■ Problem to work on
Look through the data for the string "multiple". Copy every line where it is found.

[Dataset items]
^^^^^^^^
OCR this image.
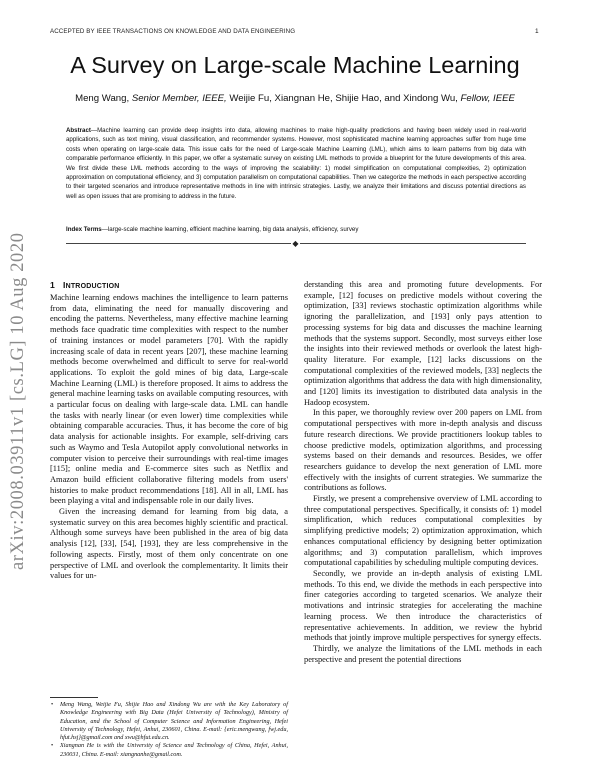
ACCEPTED BY IEEE TRANSACTIONS ON KNOWLEDGE AND DATA ENGINEERING	1
arXiv:2008.03911v1 [cs.LG] 10 Aug 2020
A Survey on Large-scale Machine Learning
Meng Wang, Senior Member, IEEE, Weijie Fu, Xiangnan He, Shijie Hao, and Xindong Wu, Fellow, IEEE
Abstract—Machine learning can provide deep insights into data, allowing machines to make high-quality predictions and having been widely used in real-world applications, such as text mining, visual classification, and recommender systems. However, most sophisticated machine learning approaches suffer from huge time costs when operating on large-scale data. This issue calls for the need of Large-scale Machine Learning (LML), which aims to learn patterns from big data with comparable performance efficiently. In this paper, we offer a systematic survey on existing LML methods to provide a blueprint for the future developments of this area. We first divide these LML methods according to the ways of improving the scalability: 1) model simplification on computational complexities, 2) optimization approximation on computational efficiency, and 3) computation parallelism on computational capabilities. Then we categorize the methods in each perspective according to their targeted scenarios and introduce representative methods in line with intrinsic strategies. Lastly, we analyze their limitations and discuss potential directions as well as open issues that are promising to address in the future.
Index Terms—large-scale machine learning, efficient machine learning, big data analysis, efficiency, survey
◆
1 INTRODUCTION

Machine learning endows machines the intelligence to learn patterns from data, eliminating the need for manually discovering and encoding the patterns. Nevertheless, many effective machine learning methods face quadratic time complexities with respect to the number of training instances or model parameters [70]. With the rapidly increasing scale of data in recent years [207], these machine learning methods become overwhelmed and difficult to serve for real-world applications. To exploit the gold mines of big data, Large-scale Machine Learning (LML) is therefore proposed. It aims to address the general machine learning tasks on available computing resources, with a particular focus on dealing with large-scale data. LML can handle the tasks with nearly linear (or even lower) time complexities while obtaining comparable accuracies. Thus, it has become the core of big data analysis for actionable insights. For example, self-driving cars such as Waymo and Tesla Autopilot apply convolutional networks in computer vision to perceive their surroundings with real-time images [115]; online media and E-commerce sites such as Netflix and Amazon build efficient collaborative filtering models from users' histories to make product recommendations [18]. All in all, LML has been playing a vital and indispensable role in our daily lives.

Given the increasing demand for learning from big data, a systematic survey on this area becomes highly scientific and practical. Although some surveys have been published in the area of big data analysis [12], [33], [54], [193], they are less comprehensive in the following aspects. Firstly, most of them only concentrate on one perspective of LML and overlook the complementarity. It limits their values for un-

• Meng Wang, Weijie Fu, Shijie Hao and Xindong Wu are with the Key Laboratory of Knowledge Engineering with Big Data (Hefei University of Technology), Ministry of Education, and the School of Computer Science and Information Engineering, Hefei University of Technology, Hefei, Anhui, 230601, China. E-mail: {eric.mengwang, fwj.edu, hfut.hsj}@gmail.com and xwu@hfut.edu.cn.
• Xiangnan He is with the University of Science and Technology of China, Hefei, Anhui, 230031, China. E-mail: xiangnanhe@gmail.com.

derstanding this area and promoting future developments. For example, [12] focuses on predictive models without covering the optimization, [33] reviews stochastic optimization algorithms while ignoring the parallelization, and [193] only pays attention to processing systems for big data and discusses the machine learning methods that the systems support. Secondly, most surveys either lose the insights into their reviewed methods or overlook the latest high-quality literature. For example, [12] lacks discussions on the computational complexities of the reviewed models, [33] neglects the optimization algorithms that address the data with high dimensionality, and [120] limits its investigation to distributed data analysis in the Hadoop ecosystem.

In this paper, we thoroughly review over 200 papers on LML from computational perspectives with more in-depth analysis and discuss future research directions. We provide practitioners lookup tables to choose predictive models, optimization algorithms, and processing systems based on their demands and resources. Besides, we offer researchers guidance to develop the next generation of LML more effectively with the insights of current strategies. We summarize the contributions as follows.

Firstly, we present a comprehensive overview of LML according to three computational perspectives. Specifically, it consists of: 1) model simplification, which reduces computational complexities by simplifying predictive models; 2) optimization approximation, which enhances computational efficiency by designing better optimization algorithms; and 3) computation parallelism, which improves computational capabilities by scheduling multiple computing devices.

Secondly, we provide an in-depth analysis of existing LML methods. To this end, we divide the methods in each perspective into finer categories according to targeted scenarios. We analyze their motivations and intrinsic strategies for accelerating the machine learning process. We then introduce the characteristics of representative achievements. In addition, we review the hybrid methods that jointly improve multiple perspectives for synergy effects.

Thirdly, we analyze the limitations of the LML methods in each perspective and present the potential directions
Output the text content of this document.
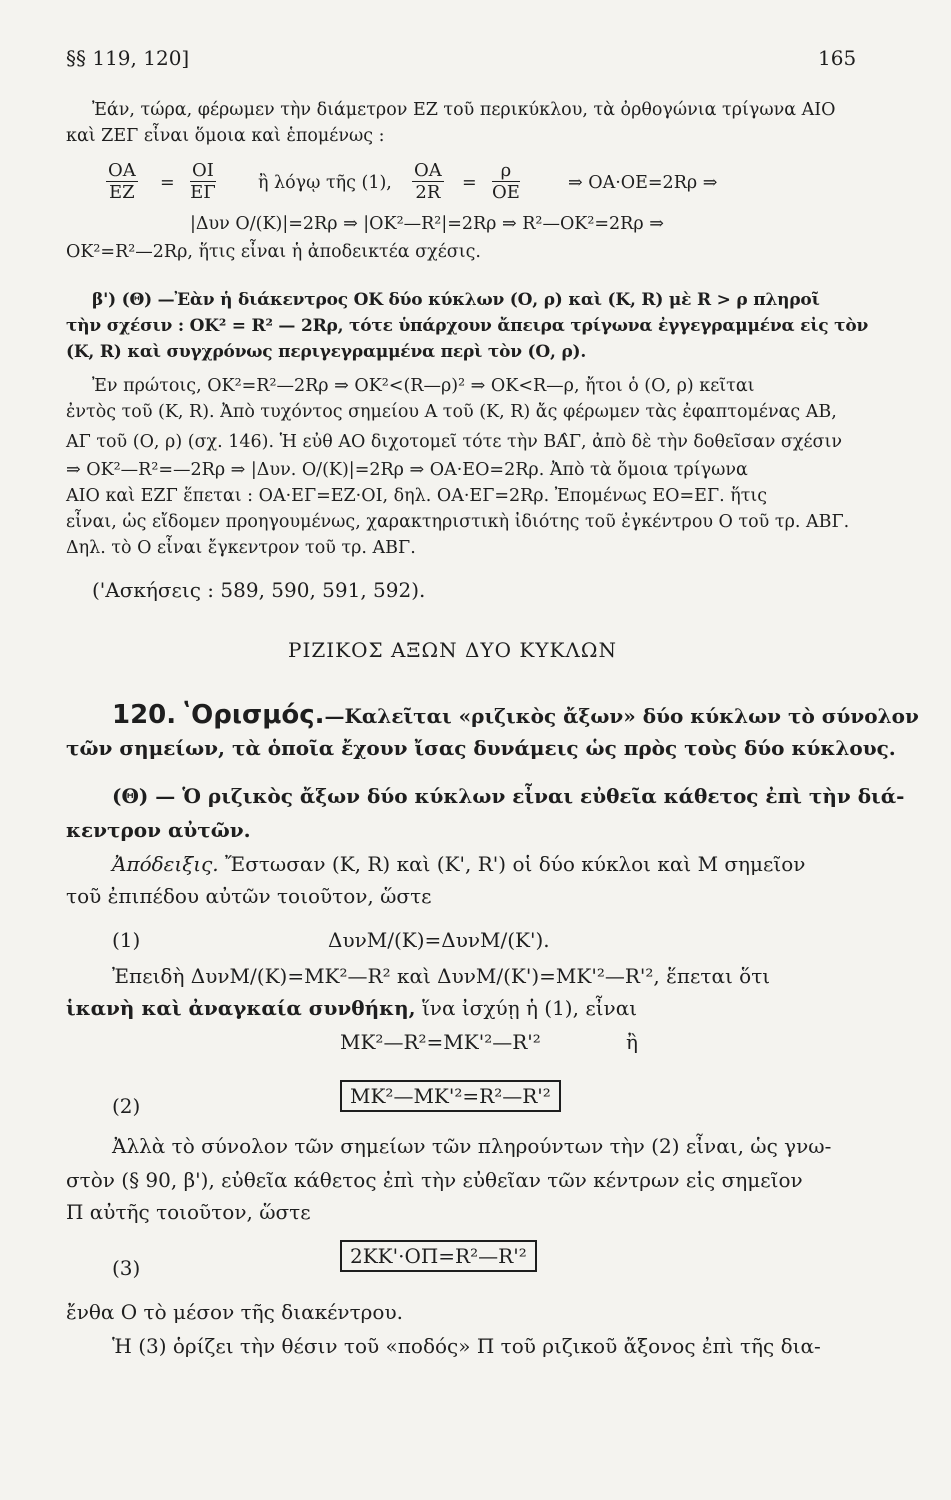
§§ 119, 120]	165
Ἐάν, τώρα, φέρωμεν τὴν διάμετρον ΕΖ τοῦ περικύκλου, τὰ ὀρθογώνια τρίγωνα ΑΙΟ
καὶ ΖΕΓ εἶναι ὅμοια καὶ ἑπομένως :
$\frac{OA}{EZ} = \frac{OI}{E\Gamma}$ ἢ λόγῳ τῆς (1), $\frac{OA}{2R} = \frac{\rho}{OE}$	⇒ ΟΑ·ΟΕ=2Rρ ⇒
|Δυν Ο/(Κ)|=2Rρ ⇒ |ΟΚ²—R²|=2Rρ ⇒ R²—ΟΚ²=2Rρ ⇒
ΟΚ²=R²—2Rρ, ἥτις εἶναι ἡ ἀποδεικτέα σχέσις.
β') (Θ) —Ἐὰν ἡ διάκεντρος ΟΚ δύο κύκλων (Ο, ρ) καὶ (Κ, R) μὲ R > ρ πληροῖ
τὴν σχέσιν : ΟΚ² = R² — 2Rρ, τότε ὑπάρχουν ἄπειρα τρίγωνα ἐγγεγραμμένα εἰς τὸν
(Κ, R) καὶ συγχρόνως περιγεγραμμένα περὶ τὸν (Ο, ρ).
Ἐν πρώτοις, ΟΚ²=R²—2Rρ ⇒ ΟΚ²<(R—ρ)² ⇒ ΟΚ<R—ρ, ἤτοι ὁ (Ο, ρ) κεῖται
ἐντὸς τοῦ (Κ, R). Ἀπὸ τυχόντος σημείου Α τοῦ (Κ, R) ἄς φέρωμεν τὰς ἐφαπτομένας ΑΒ,
ΑΓ τοῦ (Ο, ρ) (σχ. 146). Ἡ εὐθ ΑΟ διχοτομεῖ τότε τὴν ΒΑ̂Γ, ἀπὸ δὲ τὴν δοθεῖσαν σχέσιν
⇒ ΟΚ²—R²=—2Rρ ⇒ |Δυν. Ο/(Κ)|=2Rρ ⇒ ΟΑ·ΕΟ=2Rρ. Ἀπὸ τὰ ὅμοια τρίγωνα
ΑΙΟ καὶ ΕΖΓ ἕπεται : ΟΑ·ΕΓ=ΕΖ·ΟΙ, δηλ. ΟΑ·ΕΓ=2Rρ. Ἐπομένως ΕΟ=ΕΓ. ἥτις
εἶναι, ὡς εἴδομεν προηγουμένως, χαρακτηριστικὴ ἰδιότης τοῦ ἐγκέντρου Ο τοῦ τρ. ΑΒΓ.
Δηλ. τὸ Ο εἶναι ἔγκεντρον τοῦ τρ. ΑΒΓ.
('Ασκήσεις : 589, 590, 591, 592).
ΡΙΖΙΚΟΣ ΑΞΩΝ ΔΥΟ ΚΥΚΛΩΝ
120. ʽΟρισμός.—Καλεῖται «ριζικὸς ἄξων» δύο κύκλων τὸ σύνολον
τῶν σημείων, τὰ ὁποῖα ἔχουν ἴσας δυνάμεις ὡς πρὸς τοὺς δύο κύκλους.
(Θ) — Ὁ ριζικὸς ἄξων δύο κύκλων εἶναι εὐθεῖα κάθετος ἐπὶ τὴν διά-
κεντρον αὐτῶν.
Ἀπόδειξις. Ἔστωσαν (Κ, R) καὶ (Κ', R') οἱ δύο κύκλοι καὶ Μ σημεῖον
τοῦ ἐπιπέδου αὐτῶν τοιοῦτον, ὥστε
(1)	ΔυνΜ/(Κ)=ΔυνΜ/(Κ').
Ἐπειδὴ ΔυνΜ/(Κ)=ΜΚ²—R² καὶ ΔυνΜ/(Κ')=ΜΚ'²—R'², ἕπεται ὅτι
ἱκανὴ καὶ ἀναγκαία συνθήκη, ἵνα ἰσχύῃ ἡ (1), εἶναι
ΜΚ²—R²=ΜΚ'²—R'²	ἢ
(2)	ΜΚ²—ΜΚ'²=R²—R'²
Ἀλλὰ τὸ σύνολον τῶν σημείων τῶν πληρούντων τὴν (2) εἶναι, ὡς γνω-
στὸν (§ 90, β'), εὐθεῖα κάθετος ἐπὶ τὴν εὐθεῖαν τῶν κέντρων εἰς σημεῖον
Π αὐτῆς τοιοῦτον, ὥστε
(3)	2ΚΚ'·ΟΠ=R²—R'²
ἔνθα Ο τὸ μέσον τῆς διακέντρου.
Ἡ (3) ὁρίζει τὴν θέσιν τοῦ «ποδός» Π τοῦ ριζικοῦ ἄξονος ἐπὶ τῆς δια-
^^^^^^^^
■ Correct output
Firstly, we present a comprehensive overview of LML according to three computational perspectives. Specifically, it consists of: 1) model simplification, which reduces computational complexities by simplifying predictive models; 2) optimization approximation, which enhances computational efficiency by designing better optimization algorithms; and 3) computation parallelism, which improves computational capabilities by scheduling multiple computing devices.
Secondly, we provide an in-depth analysis of existing LML methods. To this end, we divide the methods in each perspective into finer categories according to targeted scenarios. We analyze their motivations and intrinsic strategies for accelerating the machine learning process. We then introduce the characteristics of representative achievements. In addition, we review the hybrid methods that jointly improve multiple perspectives for synergy effects.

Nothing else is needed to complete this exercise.